▸ **What you need to do**: Return each line containing the string "orgyilkos".
--- Record excerpts ---
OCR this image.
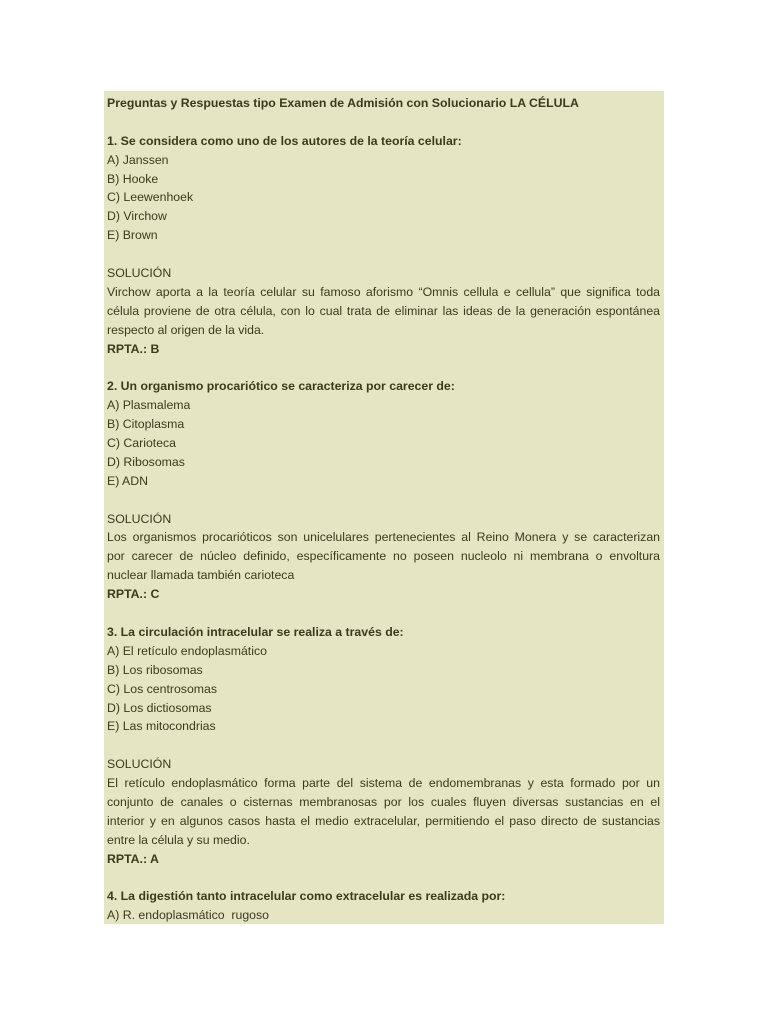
Preguntas y Respuestas tipo Examen de Admisión con Solucionario LA CÉLULA
1. Se considera como uno de los autores de la teoría celular:
A) Janssen
B) Hooke
C) Leewenhoek
D) Virchow
E) Brown
SOLUCIÓN
Virchow aporta a la teoría celular su famoso aforismo “Omnis cellula e cellula” que significa toda
célula proviene de otra célula, con lo cual trata de eliminar las ideas de la generación espontánea
respecto al origen de la vida.
RPTA.: B
2. Un organismo procariótico se caracteriza por carecer de:
A) Plasmalema
B) Citoplasma
C) Carioteca
D) Ribosomas
E) ADN
SOLUCIÓN
Los organismos procarióticos son unicelulares pertenecientes al Reino Monera y se caracterizan
por carecer de núcleo definido, específicamente no poseen nucleolo ni membrana o envoltura
nuclear llamada también carioteca
RPTA.: C
3. La circulación intracelular se realiza a través de:
A) El retículo endoplasmático
B) Los ribosomas
C) Los centrosomas
D) Los dictiosomas
E) Las mitocondrias
SOLUCIÓN
El retículo endoplasmático forma parte del sistema de endomembranas y esta formado por un
conjunto de canales o cisternas membranosas por los cuales fluyen diversas sustancias en el
interior y en algunos casos hasta el medio extracelular, permitiendo el paso directo de sustancias
entre la célula y su medio.
RPTA.: A
4. La digestión tanto intracelular como extracelular es realizada por:
A) R. endoplasmático  rugoso
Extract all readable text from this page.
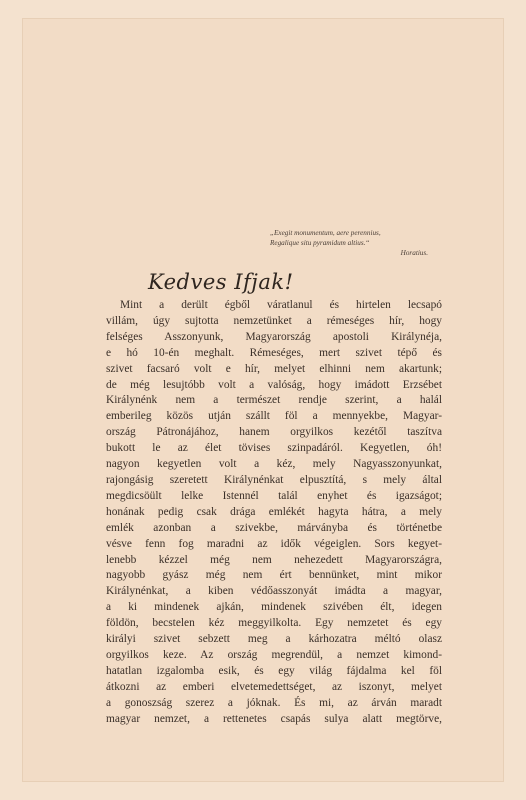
„Exegit monumentum, aere perennius,
Regalique situ pyramidum altius.“
Horatius.
Kedves Ifjak!
Mint a derült égből váratlanul és hirtelen lecsapó
villám, úgy sujtotta nemzetünket a rémeséges hír, hogy
felséges Asszonyunk, Magyarország apostoli Királynéja,
e hó 10-én meghalt. Rémeséges, mert szivet tépő és
szivet facsaró volt e hír, melyet elhinni nem akartunk;
de még lesujtóbb volt a valóság, hogy imádott Erzsébet
Királynénk nem a természet rendje szerint, a halál
emberileg közös utján szállt föl a mennyekbe, Magyar-
ország Pátronájához, hanem orgyilkos kezétől taszítva
bukott le az élet tövises szinpadáról. Kegyetlen, óh!
nagyon kegyetlen volt a kéz, mely Nagyasszonyunkat,
rajongásig szeretett Királynénkat elpusztítá, s mely által
megdicsöült lelke Istennél talál enyhet és igazságot;
honának pedig csak drága emlékét hagyta hátra, a mely
emlék azonban a szivekbe, márványba és történetbe
vésve fenn fog maradni az idők végeiglen. Sors kegyet-
lenebb kézzel még nem nehezedett Magyarországra,
nagyobb gyász még nem ért bennünket, mint mikor
Királynénkat, a kiben védőasszonyát imádta a magyar,
a ki mindenek ajkán, mindenek szivében élt, idegen
földön, becstelen kéz meggyilkolta. Egy nemzetet és egy
királyi szivet sebzett meg a kárhozatra méltó olasz
orgyilkos keze. Az ország megrendül, a nemzet kimond-
hatatlan izgalomba esik, és egy világ fájdalma kel föl
átkozni az emberi elvetemedettséget, az iszonyt, melyet
a gonoszság szerez a jóknak. És mi, az árván maradt
magyar nemzet, a rettenetes csapás sulya alatt megtörve,
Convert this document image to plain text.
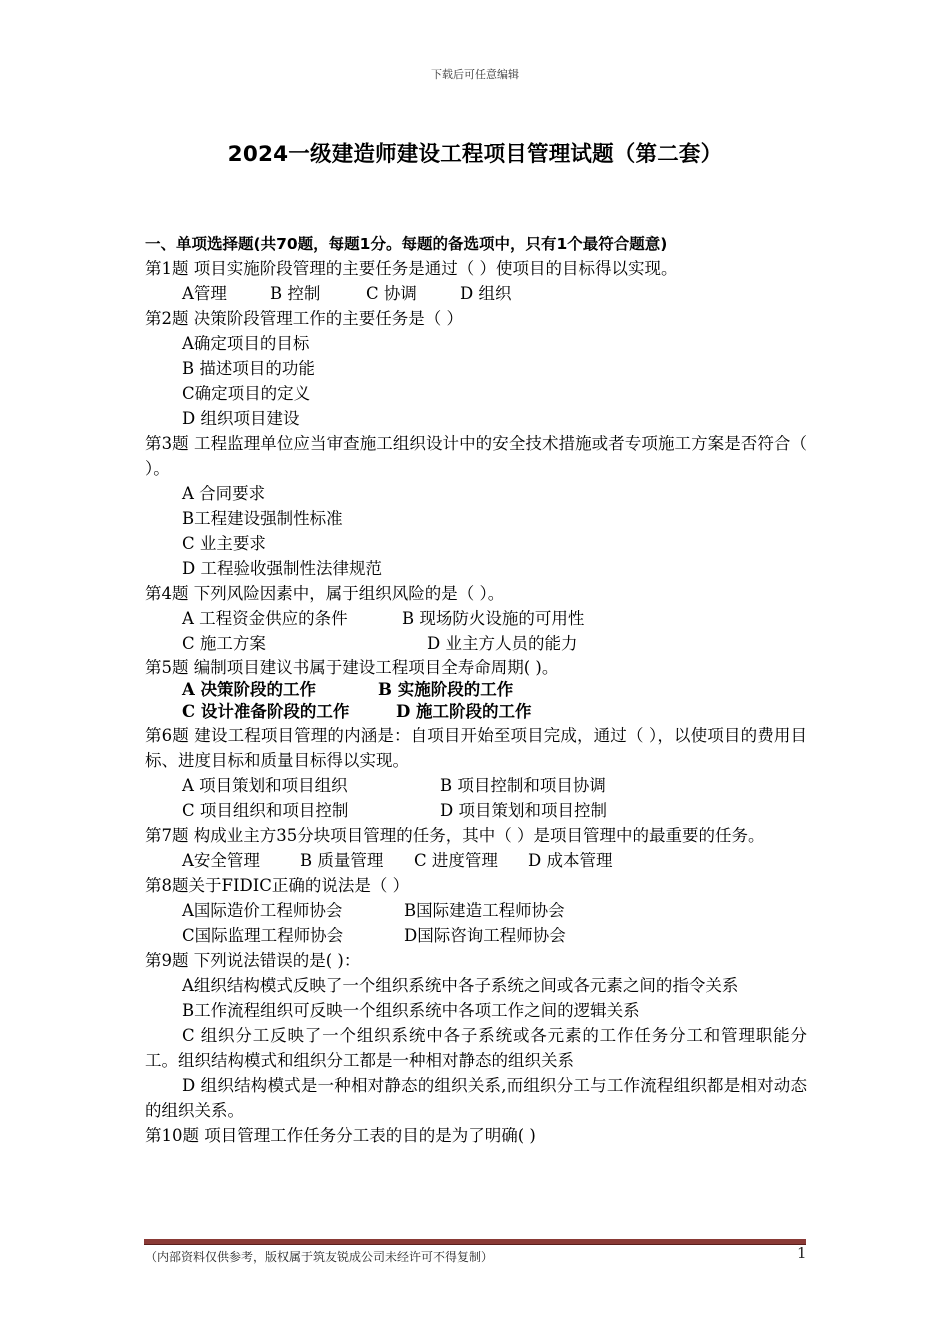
下载后可任意编辑
2024一级建造师建设工程项目管理试题（第二套）
一、单项选择题(共70题，每题1分。每题的备选项中，只有1个最符合题意)
第1题 项目实施阶段管理的主要任务是通过（ ）使项目的目标得以实现。
A管理	B 控制	C 协调	D 组织
第2题 决策阶段管理工作的主要任务是（ ）
A确定项目的目标
B 描述项目的功能
C确定项目的定义
D 组织项目建设
第3题 工程监理单位应当审查施工组织设计中的安全技术措施或者专项施工方案是否符合（ ）。
A 合同要求
B工程建设强制性标准
C 业主要求
D 工程验收强制性法律规范
第4题 下列风险因素中，属于组织风险的是（ ）。
A 工程资金供应的条件	B 现场防火设施的可用性
C 施工方案	D 业主方人员的能力
第5题 编制项目建议书属于建设工程项目全寿命周期( )。
A 决策阶段的工作	B 实施阶段的工作
C 设计准备阶段的工作	D 施工阶段的工作
第6题 建设工程项目管理的内涵是：自项目开始至项目完成，通过（ ），以使项目的费用目标、进度目标和质量目标得以实现。
A 项目策划和项目组织	B 项目控制和项目协调
C 项目组织和项目控制	D 项目策划和项目控制
第7题 构成业主方35分块项目管理的任务，其中（ ）是项目管理中的最重要的任务。
A安全管理 B 质量管理 C 进度管理 D 成本管理
第8题关于FIDIC正确的说法是（ ）
A国际造价工程师协会	B国际建造工程师协会
C国际监理工程师协会	D国际咨询工程师协会
第9题 下列说法错误的是( )：
A组织结构模式反映了一个组织系统中各子系统之间或各元素之间的指令关系
B工作流程组织可反映一个组织系统中各项工作之间的逻辑关系
C 组织分工反映了一个组织系统中各子系统或各元素的工作任务分工和管理职能分工。组织结构模式和组织分工都是一种相对静态的组织关系
D 组织结构模式是一种相对静态的组织关系,而组织分工与工作流程组织都是相对动态的组织关系。
第10题 项目管理工作任务分工表的目的是为了明确( )
（内部资料仅供参考，版权属于筑友锐成公司未经许可不得复制）	1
---
▸ **Written answer**:
ország Pátronájához, hanem orgyilkos kezétől taszítva
orgyilkos keze. Az ország megrendül, a nemzet kimond-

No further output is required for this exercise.